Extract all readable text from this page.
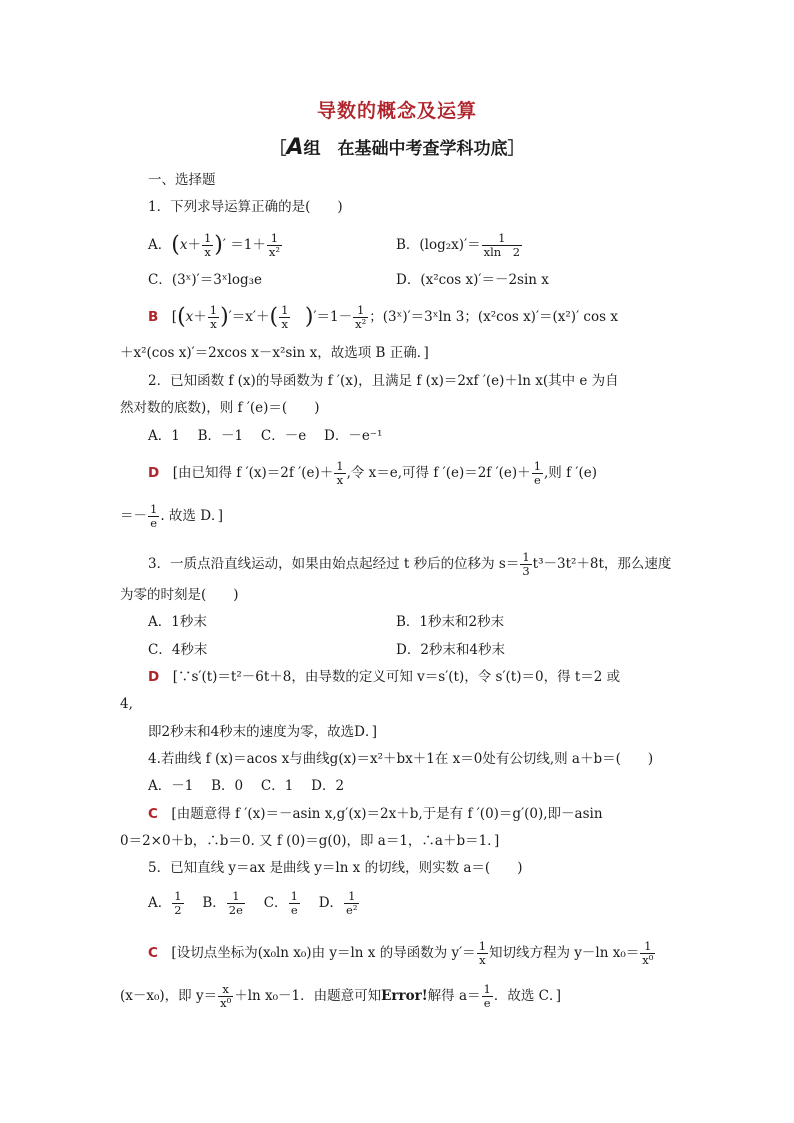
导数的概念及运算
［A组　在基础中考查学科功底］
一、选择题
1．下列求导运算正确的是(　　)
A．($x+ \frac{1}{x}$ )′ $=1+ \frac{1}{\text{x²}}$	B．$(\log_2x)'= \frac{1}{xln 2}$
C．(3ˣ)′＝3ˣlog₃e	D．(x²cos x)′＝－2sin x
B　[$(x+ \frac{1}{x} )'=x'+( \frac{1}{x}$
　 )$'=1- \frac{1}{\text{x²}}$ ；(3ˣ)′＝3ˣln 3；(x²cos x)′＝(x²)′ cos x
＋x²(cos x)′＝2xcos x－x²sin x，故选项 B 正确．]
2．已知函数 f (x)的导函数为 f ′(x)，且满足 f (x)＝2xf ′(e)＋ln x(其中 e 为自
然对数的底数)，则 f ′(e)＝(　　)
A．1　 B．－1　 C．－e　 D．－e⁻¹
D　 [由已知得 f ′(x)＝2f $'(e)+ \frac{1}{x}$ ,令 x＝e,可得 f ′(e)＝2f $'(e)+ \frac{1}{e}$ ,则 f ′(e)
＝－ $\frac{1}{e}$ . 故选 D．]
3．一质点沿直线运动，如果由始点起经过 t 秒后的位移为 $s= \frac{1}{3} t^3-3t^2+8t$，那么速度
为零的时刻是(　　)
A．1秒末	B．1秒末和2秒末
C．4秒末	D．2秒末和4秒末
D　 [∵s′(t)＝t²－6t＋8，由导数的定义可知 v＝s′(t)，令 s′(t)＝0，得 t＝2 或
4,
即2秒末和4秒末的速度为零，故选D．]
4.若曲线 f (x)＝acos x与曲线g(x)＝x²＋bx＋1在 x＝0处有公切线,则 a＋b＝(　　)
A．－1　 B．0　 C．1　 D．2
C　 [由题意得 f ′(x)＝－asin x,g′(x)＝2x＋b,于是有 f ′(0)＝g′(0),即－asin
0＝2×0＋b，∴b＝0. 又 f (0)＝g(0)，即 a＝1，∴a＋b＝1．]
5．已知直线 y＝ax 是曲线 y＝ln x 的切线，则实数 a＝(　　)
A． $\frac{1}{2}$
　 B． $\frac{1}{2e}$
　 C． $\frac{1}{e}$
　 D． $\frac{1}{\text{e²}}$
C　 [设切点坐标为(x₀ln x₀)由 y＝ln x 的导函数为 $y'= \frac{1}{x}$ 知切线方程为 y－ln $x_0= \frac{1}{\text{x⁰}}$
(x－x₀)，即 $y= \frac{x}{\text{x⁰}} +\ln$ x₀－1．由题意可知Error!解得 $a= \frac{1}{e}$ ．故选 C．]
§
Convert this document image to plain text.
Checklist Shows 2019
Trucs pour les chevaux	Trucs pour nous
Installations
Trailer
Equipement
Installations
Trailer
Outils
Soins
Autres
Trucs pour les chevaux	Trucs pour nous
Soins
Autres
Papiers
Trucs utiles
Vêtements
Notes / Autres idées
§
Exercise: Copy down every line of the entries containing the word "x²cos".

Completed task:
C．(3ˣ)′＝3ˣlog₃e	D．(x²cos x)′＝－2sin x
　 )$'=1- \frac{1}{\text{x²}}$ ；(3ˣ)′＝3ˣln 3；(x²cos x)′＝(x²)′ cos x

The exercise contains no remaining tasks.